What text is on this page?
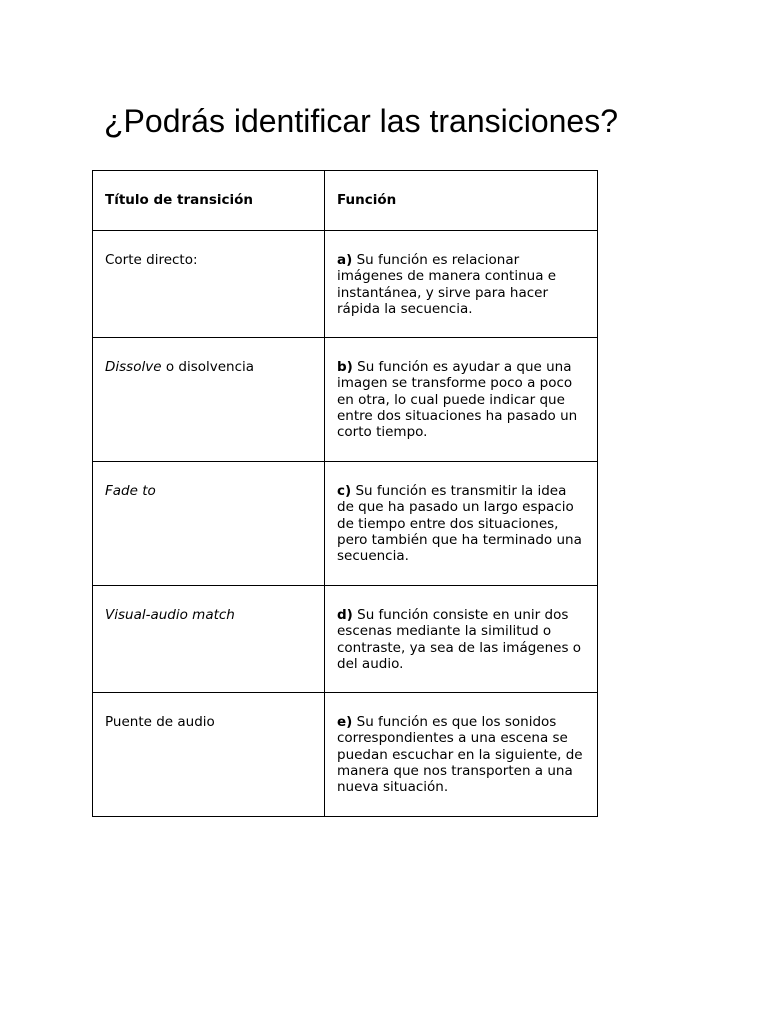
¿Podrás identificar las transiciones?
Título de transición	Función
Corte directo:	a) Su función es relacionar imágenes de manera continua e instantánea, y sirve para hacer rápida la secuencia.
Dissolve o disolvencia	b) Su función es ayudar a que una imagen se transforme poco a poco en otra, lo cual puede indicar que entre dos situaciones ha pasado un corto tiempo.
Fade to	c) Su función es transmitir la idea de que ha pasado un largo espacio de tiempo entre dos situaciones, pero también que ha terminado una secuencia.
Visual-audio match	d) Su función consiste en unir dos escenas mediante la similitud o contraste, ya sea de las imágenes o del audio.
Puente de audio	e) Su función es que los sonidos correspondientes a una escena se puedan escuchar en la siguiente, de manera que nos transporten a una nueva situación.
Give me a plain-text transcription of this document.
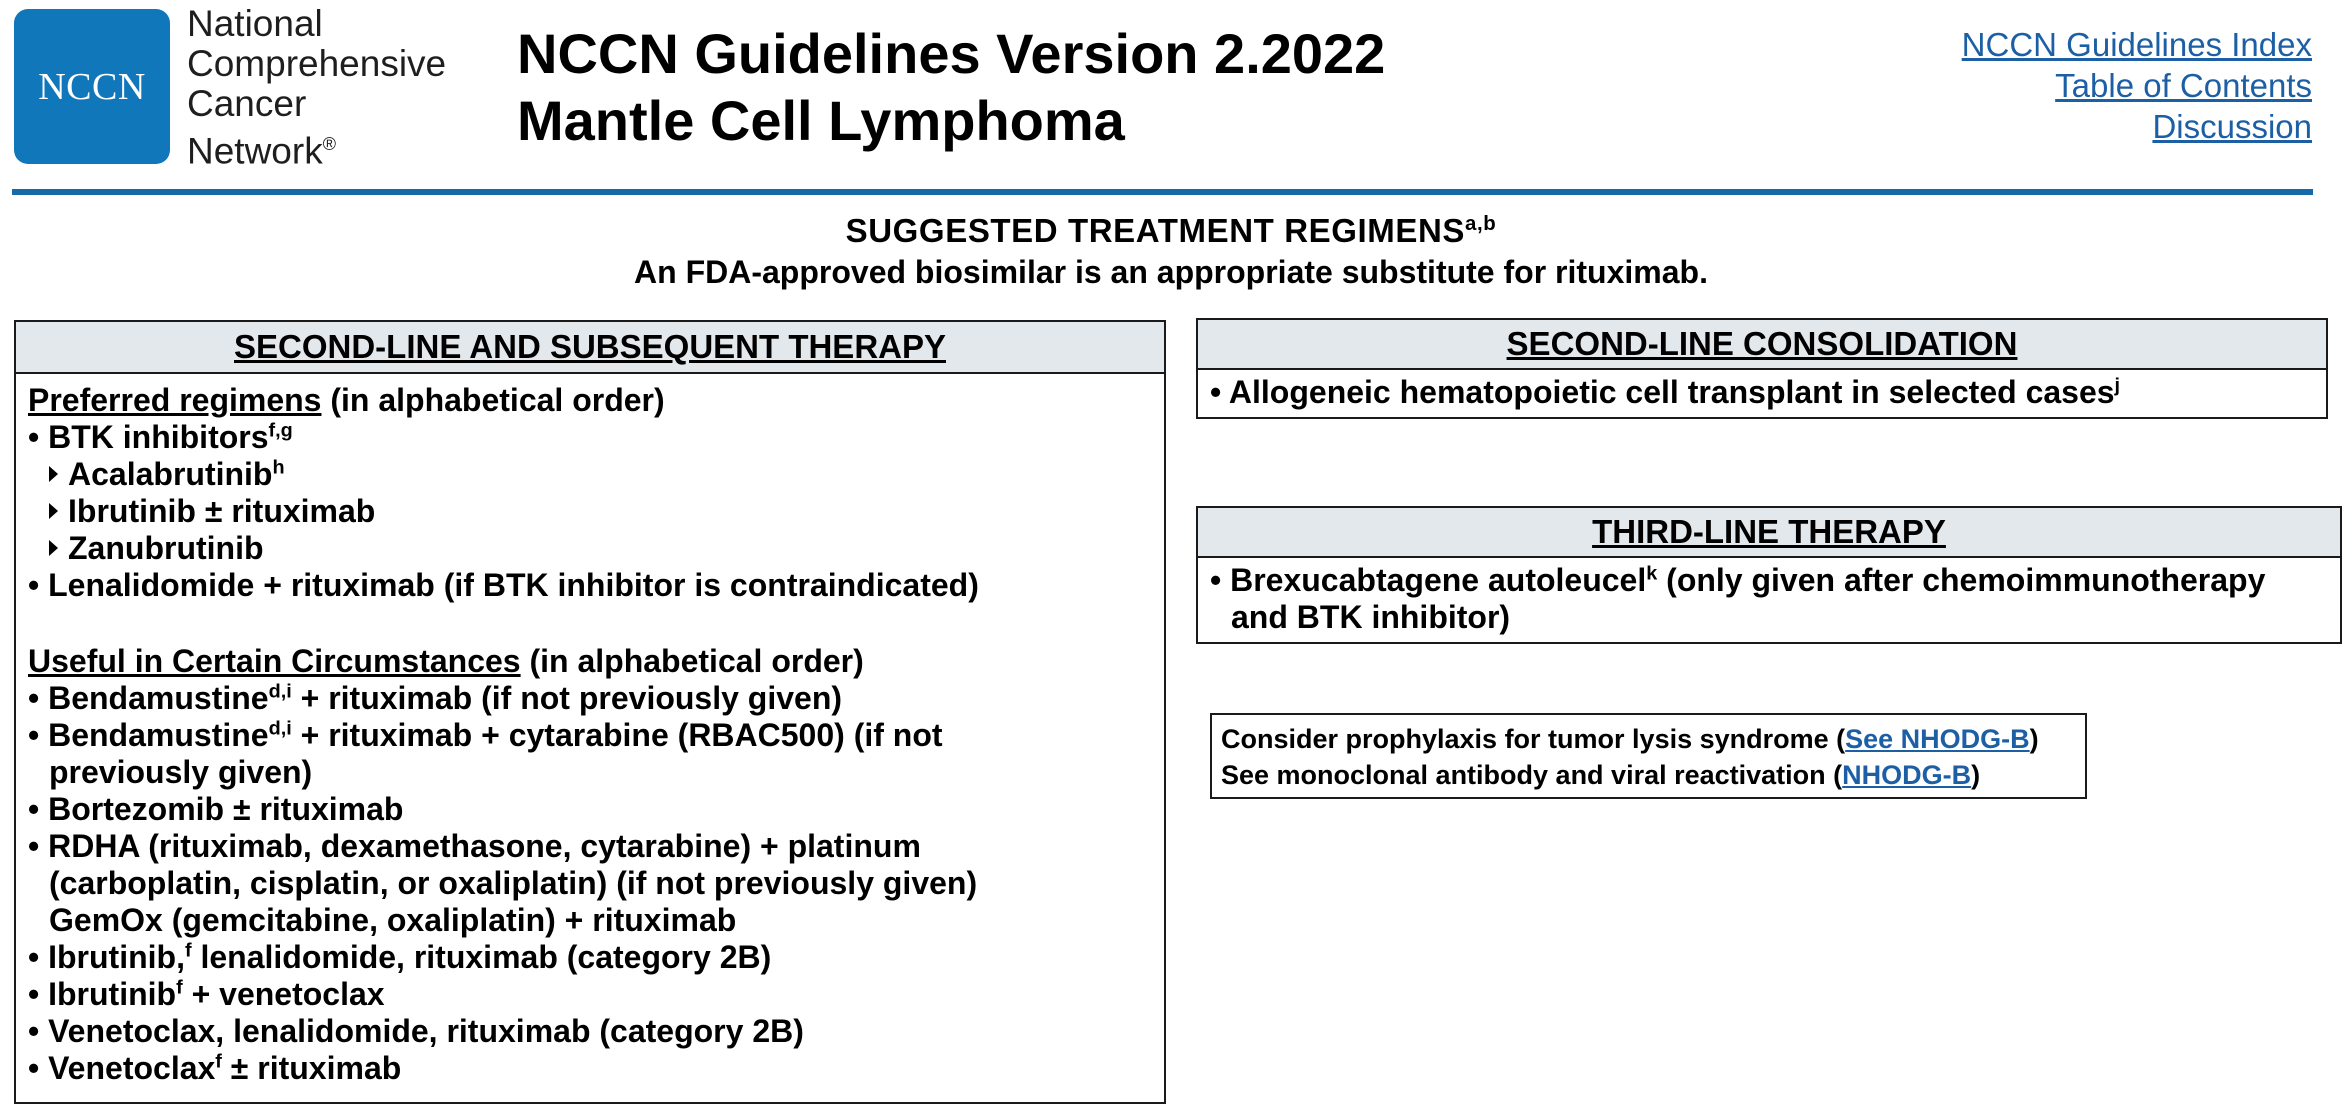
NCCN
National
Comprehensive
Cancer
Network®
NCCN Guidelines Version 2.2022
Mantle Cell Lymphoma
NCCN Guidelines Index
Table of Contents
Discussion
SUGGESTED TREATMENT REGIMENS$^{a,b}$
An FDA-approved biosimilar is an appropriate substitute for rituximab.
SECOND-LINE AND SUBSEQUENT THERAPY
Preferred regimens (in alphabetical order)
• BTK inhibitors$^{f,g}$
Acalabrutinib$^h$
Ibrutinib ± rituximab
Zanubrutinib
• Lenalidomide + rituximab (if BTK inhibitor is contraindicated)
Useful in Certain Circumstances (in alphabetical order)
• Bendamustine$^{d,i}$ + rituximab (if not previously given)
• Bendamustine$^{d,i}$ + rituximab + cytarabine (RBAC500) (if not
previously given)
• Bortezomib ± rituximab
• RDHA (rituximab, dexamethasone, cytarabine) + platinum
(carboplatin, cisplatin, or oxaliplatin) (if not previously given)
GemOx (gemcitabine, oxaliplatin) + rituximab
• Ibrutinib,$^f$ lenalidomide, rituximab (category 2B)
• Ibrutinib$^f$ + venetoclax
• Venetoclax, lenalidomide, rituximab (category 2B)
• Venetoclax$^f$ ± rituximab
SECOND-LINE CONSOLIDATION
• Allogeneic hematopoietic cell transplant in selected cases$^j$
THIRD-LINE THERAPY
• Brexucabtagene autoleucel$^k$ (only given after chemoimmunotherapy
and BTK inhibitor)
Consider prophylaxis for tumor lysis syndrome (See NHODG-B)
See monoclonal antibody and viral reactivation (NHODG-B)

-------------------------

- Task statement -
Your answer is a single number: how many lines in the listing above hold "this"?

- Solution -
2